──────── Data for this exercise ────────

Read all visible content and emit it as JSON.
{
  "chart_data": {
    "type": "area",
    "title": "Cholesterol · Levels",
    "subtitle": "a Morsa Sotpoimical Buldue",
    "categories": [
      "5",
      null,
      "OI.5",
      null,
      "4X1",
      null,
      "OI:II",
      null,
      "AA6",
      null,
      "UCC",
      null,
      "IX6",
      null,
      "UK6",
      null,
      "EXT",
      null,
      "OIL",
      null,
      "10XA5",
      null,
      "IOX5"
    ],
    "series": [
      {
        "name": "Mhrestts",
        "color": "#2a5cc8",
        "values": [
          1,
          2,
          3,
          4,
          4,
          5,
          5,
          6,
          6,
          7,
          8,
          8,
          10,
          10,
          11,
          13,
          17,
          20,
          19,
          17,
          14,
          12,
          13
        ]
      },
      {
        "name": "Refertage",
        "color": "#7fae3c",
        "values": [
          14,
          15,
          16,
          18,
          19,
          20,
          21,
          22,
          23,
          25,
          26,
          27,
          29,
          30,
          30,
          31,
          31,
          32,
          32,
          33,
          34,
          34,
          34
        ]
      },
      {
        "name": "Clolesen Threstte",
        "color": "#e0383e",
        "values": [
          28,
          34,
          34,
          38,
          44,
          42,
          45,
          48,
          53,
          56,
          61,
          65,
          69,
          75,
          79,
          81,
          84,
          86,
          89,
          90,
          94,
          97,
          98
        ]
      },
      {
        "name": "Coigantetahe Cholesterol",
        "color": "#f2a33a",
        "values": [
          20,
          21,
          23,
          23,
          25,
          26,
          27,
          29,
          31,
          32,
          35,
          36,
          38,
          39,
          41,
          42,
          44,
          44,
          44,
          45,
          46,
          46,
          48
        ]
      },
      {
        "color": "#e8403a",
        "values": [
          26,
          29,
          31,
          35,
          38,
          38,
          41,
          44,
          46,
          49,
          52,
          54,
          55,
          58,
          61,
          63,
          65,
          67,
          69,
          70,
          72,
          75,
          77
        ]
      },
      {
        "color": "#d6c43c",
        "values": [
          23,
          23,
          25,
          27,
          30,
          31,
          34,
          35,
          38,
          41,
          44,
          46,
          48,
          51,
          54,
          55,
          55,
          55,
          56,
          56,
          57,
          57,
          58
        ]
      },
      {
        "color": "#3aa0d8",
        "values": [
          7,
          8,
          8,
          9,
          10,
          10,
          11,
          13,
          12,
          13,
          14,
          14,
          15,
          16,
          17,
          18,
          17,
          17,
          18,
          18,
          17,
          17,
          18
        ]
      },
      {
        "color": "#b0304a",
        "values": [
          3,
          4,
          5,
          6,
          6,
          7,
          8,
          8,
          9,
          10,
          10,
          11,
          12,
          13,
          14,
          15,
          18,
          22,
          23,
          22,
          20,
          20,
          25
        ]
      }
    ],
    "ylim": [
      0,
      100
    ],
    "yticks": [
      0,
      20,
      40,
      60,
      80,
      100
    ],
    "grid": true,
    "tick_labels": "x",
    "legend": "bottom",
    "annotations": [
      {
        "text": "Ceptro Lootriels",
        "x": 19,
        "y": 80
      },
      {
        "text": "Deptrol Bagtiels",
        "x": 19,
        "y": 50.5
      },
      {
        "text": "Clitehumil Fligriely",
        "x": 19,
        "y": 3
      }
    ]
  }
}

────────

Exercise aim:
Your task is to list each line of the records with the word "text".

The response:
        "text": "Ceptro Lootriels",
        "text": "Deptrol Bagtiels",
        "text": "Clitehumil Fligriely",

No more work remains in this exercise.